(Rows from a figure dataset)
________________________
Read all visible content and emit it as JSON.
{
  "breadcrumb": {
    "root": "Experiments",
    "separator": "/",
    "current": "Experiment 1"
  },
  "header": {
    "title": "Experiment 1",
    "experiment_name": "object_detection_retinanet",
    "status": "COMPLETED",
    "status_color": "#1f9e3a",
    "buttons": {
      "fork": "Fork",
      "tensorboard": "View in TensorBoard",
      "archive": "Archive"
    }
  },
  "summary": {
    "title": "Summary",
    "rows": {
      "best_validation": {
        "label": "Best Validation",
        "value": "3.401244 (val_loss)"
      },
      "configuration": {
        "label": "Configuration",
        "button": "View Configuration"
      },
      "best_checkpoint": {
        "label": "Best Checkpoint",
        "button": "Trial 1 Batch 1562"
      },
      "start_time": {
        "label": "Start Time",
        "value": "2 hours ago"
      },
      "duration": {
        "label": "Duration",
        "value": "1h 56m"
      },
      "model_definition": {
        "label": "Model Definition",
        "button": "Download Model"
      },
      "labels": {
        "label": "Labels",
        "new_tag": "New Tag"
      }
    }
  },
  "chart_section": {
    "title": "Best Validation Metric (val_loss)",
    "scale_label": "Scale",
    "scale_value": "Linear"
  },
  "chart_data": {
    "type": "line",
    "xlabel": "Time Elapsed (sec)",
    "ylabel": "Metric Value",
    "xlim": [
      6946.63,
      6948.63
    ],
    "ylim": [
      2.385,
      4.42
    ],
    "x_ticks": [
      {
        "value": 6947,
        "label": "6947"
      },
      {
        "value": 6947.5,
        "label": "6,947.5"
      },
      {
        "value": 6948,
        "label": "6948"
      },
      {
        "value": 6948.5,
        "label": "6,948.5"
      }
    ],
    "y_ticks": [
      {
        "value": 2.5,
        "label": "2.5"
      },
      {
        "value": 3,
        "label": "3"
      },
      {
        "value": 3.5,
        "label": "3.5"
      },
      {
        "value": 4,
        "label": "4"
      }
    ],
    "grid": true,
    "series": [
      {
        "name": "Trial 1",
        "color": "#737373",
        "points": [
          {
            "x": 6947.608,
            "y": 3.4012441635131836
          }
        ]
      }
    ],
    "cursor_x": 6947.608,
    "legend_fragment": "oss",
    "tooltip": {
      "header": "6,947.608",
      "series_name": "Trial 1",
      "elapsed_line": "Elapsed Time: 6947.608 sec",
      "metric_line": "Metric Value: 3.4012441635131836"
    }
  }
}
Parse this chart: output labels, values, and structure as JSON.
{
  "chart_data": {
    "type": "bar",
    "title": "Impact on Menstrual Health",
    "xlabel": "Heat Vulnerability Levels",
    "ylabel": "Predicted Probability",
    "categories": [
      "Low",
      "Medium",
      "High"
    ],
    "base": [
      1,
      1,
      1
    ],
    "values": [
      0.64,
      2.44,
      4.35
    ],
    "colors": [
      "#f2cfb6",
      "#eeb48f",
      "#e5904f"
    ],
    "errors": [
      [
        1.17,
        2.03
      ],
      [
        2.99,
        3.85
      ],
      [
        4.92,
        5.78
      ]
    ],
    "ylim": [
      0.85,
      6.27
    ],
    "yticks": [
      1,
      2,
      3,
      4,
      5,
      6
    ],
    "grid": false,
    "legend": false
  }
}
________________________
§ TASK REQUIREMENTS: Reproduce every entry shown above, precisely as it stands.

§ SOLUTION FOR THIS PROBLEM:
Read all visible content and emit it as JSON.
{
  "breadcrumb": {
    "root": "Experiments",
    "separator": "/",
    "current": "Experiment 1"
  },
  "header": {
    "title": "Experiment 1",
    "experiment_name": "object_detection_retinanet",
    "status": "COMPLETED",
    "status_color": "#1f9e3a",
    "buttons": {
      "fork": "Fork",
      "tensorboard": "View in TensorBoard",
      "archive": "Archive"
    }
  },
  "summary": {
    "title": "Summary",
    "rows": {
      "best_validation": {
        "label": "Best Validation",
        "value": "3.401244 (val_loss)"
      },
      "configuration": {
        "label": "Configuration",
        "button": "View Configuration"
      },
      "best_checkpoint": {
        "label": "Best Checkpoint",
        "button": "Trial 1 Batch 1562"
      },
      "start_time": {
        "label": "Start Time",
        "value": "2 hours ago"
      },
      "duration": {
        "label": "Duration",
        "value": "1h 56m"
      },
      "model_definition": {
        "label": "Model Definition",
        "button": "Download Model"
      },
      "labels": {
        "label": "Labels",
        "new_tag": "New Tag"
      }
    }
  },
  "chart_section": {
    "title": "Best Validation Metric (val_loss)",
    "scale_label": "Scale",
    "scale_value": "Linear"
  },
  "chart_data": {
    "type": "line",
    "xlabel": "Time Elapsed (sec)",
    "ylabel": "Metric Value",
    "xlim": [
      6946.63,
      6948.63
    ],
    "ylim": [
      2.385,
      4.42
    ],
    "x_ticks": [
      {
        "value": 6947,
        "label": "6947"
      },
      {
        "value": 6947.5,
        "label": "6,947.5"
      },
      {
        "value": 6948,
        "label": "6948"
      },
      {
        "value": 6948.5,
        "label": "6,948.5"
      }
    ],
    "y_ticks": [
      {
        "value": 2.5,
        "label": "2.5"
      },
      {
        "value": 3,
        "label": "3"
      },
      {
        "value": 3.5,
        "label": "3.5"
      },
      {
        "value": 4,
        "label": "4"
      }
    ],
    "grid": true,
    "series": [
      {
        "name": "Trial 1",
        "color": "#737373",
        "points": [
          {
            "x": 6947.608,
            "y": 3.4012441635131836
          }
        ]
      }
    ],
    "cursor_x": 6947.608,
    "legend_fragment": "oss",
    "tooltip": {
      "header": "6,947.608",
      "series_name": "Trial 1",
      "elapsed_line": "Elapsed Time: 6947.608 sec",
      "metric_line": "Metric Value: 3.4012441635131836"
    }
  }
}
Parse this chart: output labels, values, and structure as JSON.
{
  "chart_data": {
    "type": "bar",
    "title": "Impact on Menstrual Health",
    "xlabel": "Heat Vulnerability Levels",
    "ylabel": "Predicted Probability",
    "categories": [
      "Low",
      "Medium",
      "High"
    ],
    "base": [
      1,
      1,
      1
    ],
    "values": [
      0.64,
      2.44,
      4.35
    ],
    "colors": [
      "#f2cfb6",
      "#eeb48f",
      "#e5904f"
    ],
    "errors": [
      [
        1.17,
        2.03
      ],
      [
        2.99,
        3.85
      ],
      [
        4.92,
        5.78
      ]
    ],
    "ylim": [
      0.85,
      6.27
    ],
    "yticks": [
      1,
      2,
      3,
      4,
      5,
      6
    ],
    "grid": false,
    "legend": false
  }
}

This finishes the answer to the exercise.